#### [Supplied data]

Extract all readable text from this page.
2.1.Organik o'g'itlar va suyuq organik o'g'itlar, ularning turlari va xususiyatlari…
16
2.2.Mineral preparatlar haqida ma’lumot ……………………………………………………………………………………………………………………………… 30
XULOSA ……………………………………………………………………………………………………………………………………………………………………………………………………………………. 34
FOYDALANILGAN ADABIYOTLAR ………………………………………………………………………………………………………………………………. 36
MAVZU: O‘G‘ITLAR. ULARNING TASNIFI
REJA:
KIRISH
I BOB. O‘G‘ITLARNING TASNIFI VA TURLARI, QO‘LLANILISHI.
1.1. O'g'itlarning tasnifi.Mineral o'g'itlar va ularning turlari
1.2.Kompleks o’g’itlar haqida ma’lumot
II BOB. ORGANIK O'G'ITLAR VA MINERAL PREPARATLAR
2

#### [To be done]
Go over the entries above and say how many lines hold the string "haqida", with no other text.

#### [Task result]
2